Rows from a dataset
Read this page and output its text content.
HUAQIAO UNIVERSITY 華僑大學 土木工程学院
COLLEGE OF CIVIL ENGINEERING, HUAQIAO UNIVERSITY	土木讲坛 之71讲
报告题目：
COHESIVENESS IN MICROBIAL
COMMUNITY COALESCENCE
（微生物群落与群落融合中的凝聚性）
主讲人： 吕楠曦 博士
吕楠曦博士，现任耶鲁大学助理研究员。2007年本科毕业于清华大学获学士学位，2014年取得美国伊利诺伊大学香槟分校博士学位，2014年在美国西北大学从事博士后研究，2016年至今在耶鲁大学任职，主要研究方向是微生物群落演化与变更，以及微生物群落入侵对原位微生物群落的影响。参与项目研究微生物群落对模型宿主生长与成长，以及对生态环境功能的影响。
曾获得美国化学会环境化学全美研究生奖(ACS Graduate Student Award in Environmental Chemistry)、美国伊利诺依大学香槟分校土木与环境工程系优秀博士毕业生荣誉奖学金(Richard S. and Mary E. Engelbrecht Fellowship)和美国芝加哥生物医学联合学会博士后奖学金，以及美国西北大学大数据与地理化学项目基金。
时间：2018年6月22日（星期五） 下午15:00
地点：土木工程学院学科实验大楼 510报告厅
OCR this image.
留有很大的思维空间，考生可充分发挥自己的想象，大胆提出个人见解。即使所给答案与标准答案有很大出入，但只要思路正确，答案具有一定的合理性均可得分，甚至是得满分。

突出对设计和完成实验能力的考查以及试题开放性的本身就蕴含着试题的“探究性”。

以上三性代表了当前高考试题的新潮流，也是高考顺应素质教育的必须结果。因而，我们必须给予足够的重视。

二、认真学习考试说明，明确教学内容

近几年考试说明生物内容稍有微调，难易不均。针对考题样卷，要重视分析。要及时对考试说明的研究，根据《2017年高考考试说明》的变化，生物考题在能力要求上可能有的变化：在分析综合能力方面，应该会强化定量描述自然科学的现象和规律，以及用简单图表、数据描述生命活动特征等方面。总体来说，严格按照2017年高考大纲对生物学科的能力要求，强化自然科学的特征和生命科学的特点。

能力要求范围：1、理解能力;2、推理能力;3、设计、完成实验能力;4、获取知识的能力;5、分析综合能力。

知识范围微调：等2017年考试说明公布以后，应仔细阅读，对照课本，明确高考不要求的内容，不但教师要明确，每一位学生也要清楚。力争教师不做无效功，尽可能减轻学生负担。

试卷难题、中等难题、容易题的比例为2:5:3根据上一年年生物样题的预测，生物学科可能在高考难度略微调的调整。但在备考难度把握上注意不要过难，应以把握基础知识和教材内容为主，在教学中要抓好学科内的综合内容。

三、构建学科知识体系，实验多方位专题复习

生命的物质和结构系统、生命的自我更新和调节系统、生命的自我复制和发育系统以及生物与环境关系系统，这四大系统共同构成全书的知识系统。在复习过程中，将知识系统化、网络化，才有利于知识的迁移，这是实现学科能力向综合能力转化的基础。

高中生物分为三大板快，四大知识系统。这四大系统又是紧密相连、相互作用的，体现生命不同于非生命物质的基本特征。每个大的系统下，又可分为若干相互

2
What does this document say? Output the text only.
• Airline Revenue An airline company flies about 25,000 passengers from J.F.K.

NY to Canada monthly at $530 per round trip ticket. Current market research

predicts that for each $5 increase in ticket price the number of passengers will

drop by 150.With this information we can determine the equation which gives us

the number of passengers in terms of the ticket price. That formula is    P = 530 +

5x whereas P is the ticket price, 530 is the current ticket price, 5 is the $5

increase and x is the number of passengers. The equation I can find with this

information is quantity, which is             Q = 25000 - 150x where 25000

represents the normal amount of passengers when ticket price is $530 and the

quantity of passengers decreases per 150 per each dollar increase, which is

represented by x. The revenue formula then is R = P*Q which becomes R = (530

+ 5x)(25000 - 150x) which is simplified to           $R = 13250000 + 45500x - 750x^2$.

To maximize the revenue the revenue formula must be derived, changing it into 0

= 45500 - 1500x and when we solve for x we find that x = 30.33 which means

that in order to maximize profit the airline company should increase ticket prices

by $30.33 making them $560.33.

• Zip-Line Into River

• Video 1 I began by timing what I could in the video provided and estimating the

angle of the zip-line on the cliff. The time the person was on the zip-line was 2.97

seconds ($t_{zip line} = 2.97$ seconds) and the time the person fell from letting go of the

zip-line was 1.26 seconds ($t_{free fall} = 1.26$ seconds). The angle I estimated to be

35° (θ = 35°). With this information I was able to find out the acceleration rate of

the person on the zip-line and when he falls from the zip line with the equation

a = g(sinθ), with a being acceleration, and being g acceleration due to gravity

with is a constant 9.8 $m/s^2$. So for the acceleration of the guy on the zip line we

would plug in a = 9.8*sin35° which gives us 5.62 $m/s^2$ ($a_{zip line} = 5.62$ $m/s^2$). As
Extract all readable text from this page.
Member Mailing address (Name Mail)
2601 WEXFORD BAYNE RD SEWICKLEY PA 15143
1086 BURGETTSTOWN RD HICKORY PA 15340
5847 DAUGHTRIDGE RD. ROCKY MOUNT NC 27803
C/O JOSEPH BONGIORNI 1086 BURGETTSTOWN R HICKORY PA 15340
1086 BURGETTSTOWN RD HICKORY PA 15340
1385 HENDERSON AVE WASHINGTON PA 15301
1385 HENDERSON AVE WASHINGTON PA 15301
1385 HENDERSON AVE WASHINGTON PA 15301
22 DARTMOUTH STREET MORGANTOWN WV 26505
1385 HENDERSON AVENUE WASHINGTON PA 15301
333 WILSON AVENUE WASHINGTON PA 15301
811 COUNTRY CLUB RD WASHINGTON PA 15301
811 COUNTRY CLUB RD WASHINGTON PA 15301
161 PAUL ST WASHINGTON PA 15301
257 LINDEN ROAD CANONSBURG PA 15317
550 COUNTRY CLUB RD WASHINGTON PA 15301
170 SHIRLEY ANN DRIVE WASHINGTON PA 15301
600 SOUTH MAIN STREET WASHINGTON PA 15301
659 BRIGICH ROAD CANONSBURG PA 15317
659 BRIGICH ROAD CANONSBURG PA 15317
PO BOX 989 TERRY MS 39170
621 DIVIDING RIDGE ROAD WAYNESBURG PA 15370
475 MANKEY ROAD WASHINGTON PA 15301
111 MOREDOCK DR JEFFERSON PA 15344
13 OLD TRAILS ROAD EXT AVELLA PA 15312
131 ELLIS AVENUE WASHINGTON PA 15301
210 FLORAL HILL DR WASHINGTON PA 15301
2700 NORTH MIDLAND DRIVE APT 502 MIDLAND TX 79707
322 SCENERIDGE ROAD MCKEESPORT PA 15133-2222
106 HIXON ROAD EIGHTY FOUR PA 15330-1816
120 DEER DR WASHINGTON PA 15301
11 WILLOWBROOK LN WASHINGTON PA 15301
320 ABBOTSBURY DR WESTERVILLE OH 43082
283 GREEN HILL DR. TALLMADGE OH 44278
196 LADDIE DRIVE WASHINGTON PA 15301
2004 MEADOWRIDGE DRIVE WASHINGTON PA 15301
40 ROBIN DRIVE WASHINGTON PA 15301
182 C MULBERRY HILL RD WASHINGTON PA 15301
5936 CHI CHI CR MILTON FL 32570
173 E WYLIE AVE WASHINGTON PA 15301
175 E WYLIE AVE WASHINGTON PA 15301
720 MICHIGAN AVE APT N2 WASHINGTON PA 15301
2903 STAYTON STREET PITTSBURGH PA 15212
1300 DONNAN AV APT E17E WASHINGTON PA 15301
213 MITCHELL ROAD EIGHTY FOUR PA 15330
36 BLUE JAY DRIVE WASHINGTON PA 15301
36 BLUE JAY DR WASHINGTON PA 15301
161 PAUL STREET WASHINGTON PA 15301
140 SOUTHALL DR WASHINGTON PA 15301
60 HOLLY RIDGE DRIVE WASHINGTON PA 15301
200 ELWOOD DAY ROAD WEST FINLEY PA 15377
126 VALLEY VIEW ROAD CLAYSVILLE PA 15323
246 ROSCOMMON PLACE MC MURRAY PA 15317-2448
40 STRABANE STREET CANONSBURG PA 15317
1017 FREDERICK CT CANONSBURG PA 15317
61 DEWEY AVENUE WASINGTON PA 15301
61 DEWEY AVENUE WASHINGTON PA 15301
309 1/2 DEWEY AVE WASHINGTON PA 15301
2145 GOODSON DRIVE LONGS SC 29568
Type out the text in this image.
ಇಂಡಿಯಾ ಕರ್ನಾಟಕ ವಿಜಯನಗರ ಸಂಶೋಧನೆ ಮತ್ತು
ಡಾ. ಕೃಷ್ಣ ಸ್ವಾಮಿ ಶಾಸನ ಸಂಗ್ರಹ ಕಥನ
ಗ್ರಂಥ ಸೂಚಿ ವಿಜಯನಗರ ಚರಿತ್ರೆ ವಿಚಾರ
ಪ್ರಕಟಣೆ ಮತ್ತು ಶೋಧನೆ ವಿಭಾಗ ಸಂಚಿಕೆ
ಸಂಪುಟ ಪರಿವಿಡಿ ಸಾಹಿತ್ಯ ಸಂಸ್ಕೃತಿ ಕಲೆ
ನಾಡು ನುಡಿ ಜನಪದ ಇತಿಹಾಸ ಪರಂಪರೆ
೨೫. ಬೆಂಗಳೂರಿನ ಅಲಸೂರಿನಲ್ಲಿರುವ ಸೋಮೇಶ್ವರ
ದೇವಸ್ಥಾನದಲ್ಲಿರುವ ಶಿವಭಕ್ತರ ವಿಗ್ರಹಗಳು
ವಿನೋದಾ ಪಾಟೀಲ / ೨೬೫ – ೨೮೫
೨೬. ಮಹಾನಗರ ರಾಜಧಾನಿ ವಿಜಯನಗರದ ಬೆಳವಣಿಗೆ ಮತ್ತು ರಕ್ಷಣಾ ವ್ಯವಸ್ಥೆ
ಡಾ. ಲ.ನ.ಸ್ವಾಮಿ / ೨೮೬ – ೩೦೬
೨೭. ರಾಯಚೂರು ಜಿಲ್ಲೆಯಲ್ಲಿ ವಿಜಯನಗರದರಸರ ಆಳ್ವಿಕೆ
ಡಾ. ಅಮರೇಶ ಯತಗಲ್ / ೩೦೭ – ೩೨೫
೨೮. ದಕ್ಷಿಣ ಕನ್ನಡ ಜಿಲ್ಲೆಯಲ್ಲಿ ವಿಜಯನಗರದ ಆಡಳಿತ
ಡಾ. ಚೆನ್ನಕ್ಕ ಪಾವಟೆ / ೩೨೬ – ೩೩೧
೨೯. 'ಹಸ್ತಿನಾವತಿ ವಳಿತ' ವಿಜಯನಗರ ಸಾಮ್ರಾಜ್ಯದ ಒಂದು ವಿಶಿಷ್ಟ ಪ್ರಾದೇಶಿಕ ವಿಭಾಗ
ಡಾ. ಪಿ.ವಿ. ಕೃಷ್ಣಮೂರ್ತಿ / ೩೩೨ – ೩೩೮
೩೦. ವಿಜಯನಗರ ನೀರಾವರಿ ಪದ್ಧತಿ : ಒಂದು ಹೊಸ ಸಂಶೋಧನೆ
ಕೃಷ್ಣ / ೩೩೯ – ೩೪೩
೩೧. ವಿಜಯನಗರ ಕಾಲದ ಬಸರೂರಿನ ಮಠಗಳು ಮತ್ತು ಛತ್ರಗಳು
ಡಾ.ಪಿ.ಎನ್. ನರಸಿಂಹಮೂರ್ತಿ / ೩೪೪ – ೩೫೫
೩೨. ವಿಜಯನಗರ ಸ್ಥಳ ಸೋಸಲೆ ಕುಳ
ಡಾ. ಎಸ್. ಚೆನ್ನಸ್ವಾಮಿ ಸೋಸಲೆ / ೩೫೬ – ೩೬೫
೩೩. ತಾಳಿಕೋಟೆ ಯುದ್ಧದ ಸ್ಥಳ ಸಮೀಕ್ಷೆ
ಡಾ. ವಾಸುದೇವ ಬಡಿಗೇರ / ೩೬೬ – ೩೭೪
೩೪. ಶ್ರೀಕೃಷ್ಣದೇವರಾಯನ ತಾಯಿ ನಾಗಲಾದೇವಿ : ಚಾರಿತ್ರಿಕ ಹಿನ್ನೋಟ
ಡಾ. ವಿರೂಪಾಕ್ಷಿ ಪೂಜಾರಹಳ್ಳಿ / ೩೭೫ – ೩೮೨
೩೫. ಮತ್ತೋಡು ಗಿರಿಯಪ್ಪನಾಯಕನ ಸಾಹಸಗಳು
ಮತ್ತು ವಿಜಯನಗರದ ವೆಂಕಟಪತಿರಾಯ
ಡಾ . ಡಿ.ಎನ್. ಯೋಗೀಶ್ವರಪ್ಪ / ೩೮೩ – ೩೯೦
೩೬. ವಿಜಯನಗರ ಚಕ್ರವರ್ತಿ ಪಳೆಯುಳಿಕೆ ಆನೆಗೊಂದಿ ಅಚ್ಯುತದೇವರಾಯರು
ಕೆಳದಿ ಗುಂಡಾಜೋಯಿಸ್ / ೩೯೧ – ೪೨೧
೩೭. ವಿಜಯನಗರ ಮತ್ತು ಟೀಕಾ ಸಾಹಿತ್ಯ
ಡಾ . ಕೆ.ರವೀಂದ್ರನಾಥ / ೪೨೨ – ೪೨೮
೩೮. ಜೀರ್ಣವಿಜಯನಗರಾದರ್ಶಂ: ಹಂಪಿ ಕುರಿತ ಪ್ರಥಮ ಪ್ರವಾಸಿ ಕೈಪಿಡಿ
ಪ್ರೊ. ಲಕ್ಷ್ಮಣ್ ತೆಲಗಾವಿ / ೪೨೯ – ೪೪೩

### [Stated goal]
Copy every line above that holds the word "time".

### [Solution for this exercise]
angle of the zip-line on the cliff. The time the person was on the zip-line was 2.97
seconds ($t_{zip line} = 2.97$ seconds) and the time the person fell from letting go of the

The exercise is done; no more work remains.